■ **Problem**: Reproduce every line of the material below, but drop the pictures.
# # #
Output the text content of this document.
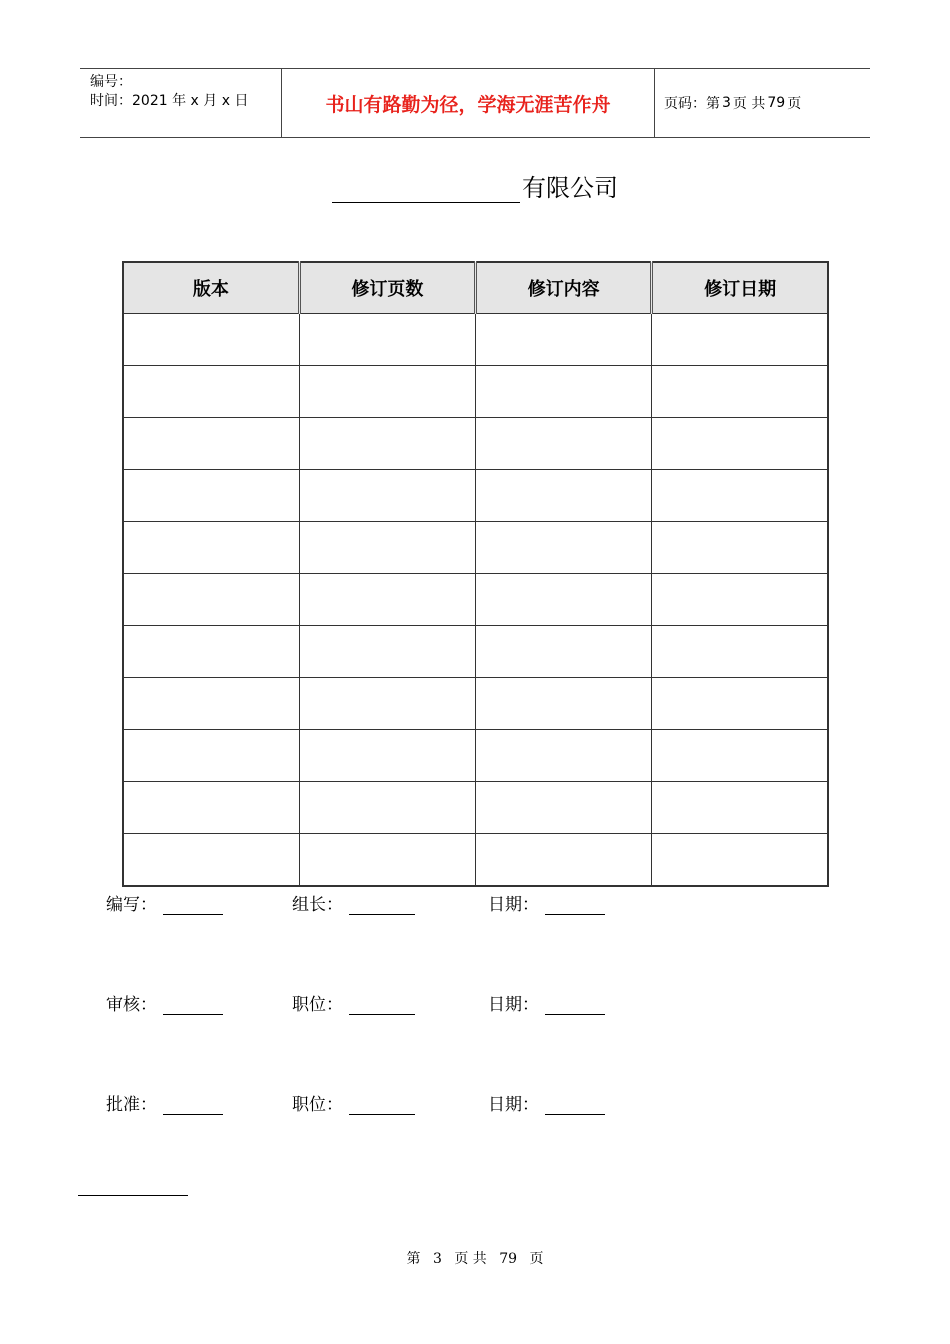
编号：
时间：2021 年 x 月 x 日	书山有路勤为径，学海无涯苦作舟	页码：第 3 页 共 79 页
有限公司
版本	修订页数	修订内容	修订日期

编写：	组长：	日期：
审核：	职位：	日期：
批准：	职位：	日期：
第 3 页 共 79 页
# # #
■ **Correct response**:
Output the text content of this document.
编号：
时间：2021 年 x 月 x 日	书山有路勤为径，学海无涯苦作舟	页码：第 3 页 共 79 页
有限公司
版本	修订页数	修订内容	修订日期

编写：	组长：	日期：
审核：	职位：	日期：
批准：	职位：	日期：
第 3 页 共 79 页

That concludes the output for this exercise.